### GOAL OF THE EXERCISE:
Retype each record shown below, leaving every character as it is.

### DATA SHOWN:
====

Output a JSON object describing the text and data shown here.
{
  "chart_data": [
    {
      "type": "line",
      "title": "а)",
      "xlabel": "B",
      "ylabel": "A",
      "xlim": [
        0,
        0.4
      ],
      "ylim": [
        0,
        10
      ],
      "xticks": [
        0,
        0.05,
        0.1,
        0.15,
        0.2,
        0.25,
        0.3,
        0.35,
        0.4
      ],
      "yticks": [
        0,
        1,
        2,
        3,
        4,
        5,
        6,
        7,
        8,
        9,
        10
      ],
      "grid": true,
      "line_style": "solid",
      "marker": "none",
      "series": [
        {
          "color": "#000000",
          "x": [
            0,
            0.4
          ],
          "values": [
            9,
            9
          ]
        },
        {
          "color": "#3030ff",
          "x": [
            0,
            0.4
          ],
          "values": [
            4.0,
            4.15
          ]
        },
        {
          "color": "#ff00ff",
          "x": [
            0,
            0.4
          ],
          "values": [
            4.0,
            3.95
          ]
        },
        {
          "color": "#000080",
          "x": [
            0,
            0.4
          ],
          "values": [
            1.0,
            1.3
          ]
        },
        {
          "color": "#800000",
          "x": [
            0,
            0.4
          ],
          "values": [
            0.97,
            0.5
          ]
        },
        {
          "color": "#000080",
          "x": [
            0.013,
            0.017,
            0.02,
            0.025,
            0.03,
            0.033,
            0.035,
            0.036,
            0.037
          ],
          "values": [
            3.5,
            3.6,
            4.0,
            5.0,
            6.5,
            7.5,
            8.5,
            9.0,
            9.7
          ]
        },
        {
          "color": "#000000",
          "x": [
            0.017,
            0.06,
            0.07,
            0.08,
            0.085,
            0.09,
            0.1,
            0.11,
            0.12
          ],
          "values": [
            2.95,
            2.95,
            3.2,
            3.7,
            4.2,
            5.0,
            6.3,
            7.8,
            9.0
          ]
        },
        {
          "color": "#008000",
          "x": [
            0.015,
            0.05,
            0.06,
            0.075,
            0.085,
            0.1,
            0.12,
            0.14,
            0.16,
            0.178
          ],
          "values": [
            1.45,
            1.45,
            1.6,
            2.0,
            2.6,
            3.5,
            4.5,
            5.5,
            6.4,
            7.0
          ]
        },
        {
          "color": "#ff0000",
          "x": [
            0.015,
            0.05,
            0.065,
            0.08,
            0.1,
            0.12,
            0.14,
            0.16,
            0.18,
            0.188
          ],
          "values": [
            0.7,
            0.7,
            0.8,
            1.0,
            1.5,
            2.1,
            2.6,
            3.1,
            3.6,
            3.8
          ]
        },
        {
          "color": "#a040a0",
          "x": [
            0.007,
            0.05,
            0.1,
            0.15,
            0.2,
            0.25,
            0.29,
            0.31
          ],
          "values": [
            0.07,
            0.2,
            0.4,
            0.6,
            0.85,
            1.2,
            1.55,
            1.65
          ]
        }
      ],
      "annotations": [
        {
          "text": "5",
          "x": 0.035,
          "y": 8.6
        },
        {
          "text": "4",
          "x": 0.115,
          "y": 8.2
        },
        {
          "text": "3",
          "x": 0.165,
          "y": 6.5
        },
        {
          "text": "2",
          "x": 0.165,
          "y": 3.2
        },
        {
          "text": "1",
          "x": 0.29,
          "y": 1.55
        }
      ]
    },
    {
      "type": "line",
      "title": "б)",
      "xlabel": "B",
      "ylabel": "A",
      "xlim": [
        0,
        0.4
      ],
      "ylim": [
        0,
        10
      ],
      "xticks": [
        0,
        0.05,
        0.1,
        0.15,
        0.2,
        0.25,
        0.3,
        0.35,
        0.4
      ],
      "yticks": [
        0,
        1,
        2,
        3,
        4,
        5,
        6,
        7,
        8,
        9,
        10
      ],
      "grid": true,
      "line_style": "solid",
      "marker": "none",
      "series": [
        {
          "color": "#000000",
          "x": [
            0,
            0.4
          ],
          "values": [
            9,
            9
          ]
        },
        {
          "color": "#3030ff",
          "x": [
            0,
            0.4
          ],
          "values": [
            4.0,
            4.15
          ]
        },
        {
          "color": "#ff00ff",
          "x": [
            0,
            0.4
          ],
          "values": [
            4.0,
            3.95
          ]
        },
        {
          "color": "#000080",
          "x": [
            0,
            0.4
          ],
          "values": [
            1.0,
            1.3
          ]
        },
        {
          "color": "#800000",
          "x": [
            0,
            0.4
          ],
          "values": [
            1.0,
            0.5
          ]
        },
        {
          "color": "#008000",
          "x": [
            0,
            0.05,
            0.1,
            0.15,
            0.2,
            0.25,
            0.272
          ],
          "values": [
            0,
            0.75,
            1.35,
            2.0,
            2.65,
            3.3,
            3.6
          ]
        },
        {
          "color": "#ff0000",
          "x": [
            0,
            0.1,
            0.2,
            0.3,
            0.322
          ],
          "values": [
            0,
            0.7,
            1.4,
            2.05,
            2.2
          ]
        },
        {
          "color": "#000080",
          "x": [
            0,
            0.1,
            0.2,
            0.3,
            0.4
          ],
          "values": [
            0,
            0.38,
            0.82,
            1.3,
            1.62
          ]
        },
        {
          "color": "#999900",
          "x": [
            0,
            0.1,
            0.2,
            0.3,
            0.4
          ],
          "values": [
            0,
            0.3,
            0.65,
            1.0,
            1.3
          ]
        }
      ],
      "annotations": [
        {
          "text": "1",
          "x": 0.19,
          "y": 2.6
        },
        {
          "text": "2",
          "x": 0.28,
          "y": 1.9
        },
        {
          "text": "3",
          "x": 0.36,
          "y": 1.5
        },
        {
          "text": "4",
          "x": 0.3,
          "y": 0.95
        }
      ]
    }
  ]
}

====

### THE REPLY:
Output a JSON object describing the text and data shown here.
{
  "chart_data": [
    {
      "type": "line",
      "title": "а)",
      "xlabel": "B",
      "ylabel": "A",
      "xlim": [
        0,
        0.4
      ],
      "ylim": [
        0,
        10
      ],
      "xticks": [
        0,
        0.05,
        0.1,
        0.15,
        0.2,
        0.25,
        0.3,
        0.35,
        0.4
      ],
      "yticks": [
        0,
        1,
        2,
        3,
        4,
        5,
        6,
        7,
        8,
        9,
        10
      ],
      "grid": true,
      "line_style": "solid",
      "marker": "none",
      "series": [
        {
          "color": "#000000",
          "x": [
            0,
            0.4
          ],
          "values": [
            9,
            9
          ]
        },
        {
          "color": "#3030ff",
          "x": [
            0,
            0.4
          ],
          "values": [
            4.0,
            4.15
          ]
        },
        {
          "color": "#ff00ff",
          "x": [
            0,
            0.4
          ],
          "values": [
            4.0,
            3.95
          ]
        },
        {
          "color": "#000080",
          "x": [
            0,
            0.4
          ],
          "values": [
            1.0,
            1.3
          ]
        },
        {
          "color": "#800000",
          "x": [
            0,
            0.4
          ],
          "values": [
            0.97,
            0.5
          ]
        },
        {
          "color": "#000080",
          "x": [
            0.013,
            0.017,
            0.02,
            0.025,
            0.03,
            0.033,
            0.035,
            0.036,
            0.037
          ],
          "values": [
            3.5,
            3.6,
            4.0,
            5.0,
            6.5,
            7.5,
            8.5,
            9.0,
            9.7
          ]
        },
        {
          "color": "#000000",
          "x": [
            0.017,
            0.06,
            0.07,
            0.08,
            0.085,
            0.09,
            0.1,
            0.11,
            0.12
          ],
          "values": [
            2.95,
            2.95,
            3.2,
            3.7,
            4.2,
            5.0,
            6.3,
            7.8,
            9.0
          ]
        },
        {
          "color": "#008000",
          "x": [
            0.015,
            0.05,
            0.06,
            0.075,
            0.085,
            0.1,
            0.12,
            0.14,
            0.16,
            0.178
          ],
          "values": [
            1.45,
            1.45,
            1.6,
            2.0,
            2.6,
            3.5,
            4.5,
            5.5,
            6.4,
            7.0
          ]
        },
        {
          "color": "#ff0000",
          "x": [
            0.015,
            0.05,
            0.065,
            0.08,
            0.1,
            0.12,
            0.14,
            0.16,
            0.18,
            0.188
          ],
          "values": [
            0.7,
            0.7,
            0.8,
            1.0,
            1.5,
            2.1,
            2.6,
            3.1,
            3.6,
            3.8
          ]
        },
        {
          "color": "#a040a0",
          "x": [
            0.007,
            0.05,
            0.1,
            0.15,
            0.2,
            0.25,
            0.29,
            0.31
          ],
          "values": [
            0.07,
            0.2,
            0.4,
            0.6,
            0.85,
            1.2,
            1.55,
            1.65
          ]
        }
      ],
      "annotations": [
        {
          "text": "5",
          "x": 0.035,
          "y": 8.6
        },
        {
          "text": "4",
          "x": 0.115,
          "y": 8.2
        },
        {
          "text": "3",
          "x": 0.165,
          "y": 6.5
        },
        {
          "text": "2",
          "x": 0.165,
          "y": 3.2
        },
        {
          "text": "1",
          "x": 0.29,
          "y": 1.55
        }
      ]
    },
    {
      "type": "line",
      "title": "б)",
      "xlabel": "B",
      "ylabel": "A",
      "xlim": [
        0,
        0.4
      ],
      "ylim": [
        0,
        10
      ],
      "xticks": [
        0,
        0.05,
        0.1,
        0.15,
        0.2,
        0.25,
        0.3,
        0.35,
        0.4
      ],
      "yticks": [
        0,
        1,
        2,
        3,
        4,
        5,
        6,
        7,
        8,
        9,
        10
      ],
      "grid": true,
      "line_style": "solid",
      "marker": "none",
      "series": [
        {
          "color": "#000000",
          "x": [
            0,
            0.4
          ],
          "values": [
            9,
            9
          ]
        },
        {
          "color": "#3030ff",
          "x": [
            0,
            0.4
          ],
          "values": [
            4.0,
            4.15
          ]
        },
        {
          "color": "#ff00ff",
          "x": [
            0,
            0.4
          ],
          "values": [
            4.0,
            3.95
          ]
        },
        {
          "color": "#000080",
          "x": [
            0,
            0.4
          ],
          "values": [
            1.0,
            1.3
          ]
        },
        {
          "color": "#800000",
          "x": [
            0,
            0.4
          ],
          "values": [
            1.0,
            0.5
          ]
        },
        {
          "color": "#008000",
          "x": [
            0,
            0.05,
            0.1,
            0.15,
            0.2,
            0.25,
            0.272
          ],
          "values": [
            0,
            0.75,
            1.35,
            2.0,
            2.65,
            3.3,
            3.6
          ]
        },
        {
          "color": "#ff0000",
          "x": [
            0,
            0.1,
            0.2,
            0.3,
            0.322
          ],
          "values": [
            0,
            0.7,
            1.4,
            2.05,
            2.2
          ]
        },
        {
          "color": "#000080",
          "x": [
            0,
            0.1,
            0.2,
            0.3,
            0.4
          ],
          "values": [
            0,
            0.38,
            0.82,
            1.3,
            1.62
          ]
        },
        {
          "color": "#999900",
          "x": [
            0,
            0.1,
            0.2,
            0.3,
            0.4
          ],
          "values": [
            0,
            0.3,
            0.65,
            1.0,
            1.3
          ]
        }
      ],
      "annotations": [
        {
          "text": "1",
          "x": 0.19,
          "y": 2.6
        },
        {
          "text": "2",
          "x": 0.28,
          "y": 1.9
        },
        {
          "text": "3",
          "x": 0.36,
          "y": 1.5
        },
        {
          "text": "4",
          "x": 0.3,
          "y": 0.95
        }
      ]
    }
  ]
}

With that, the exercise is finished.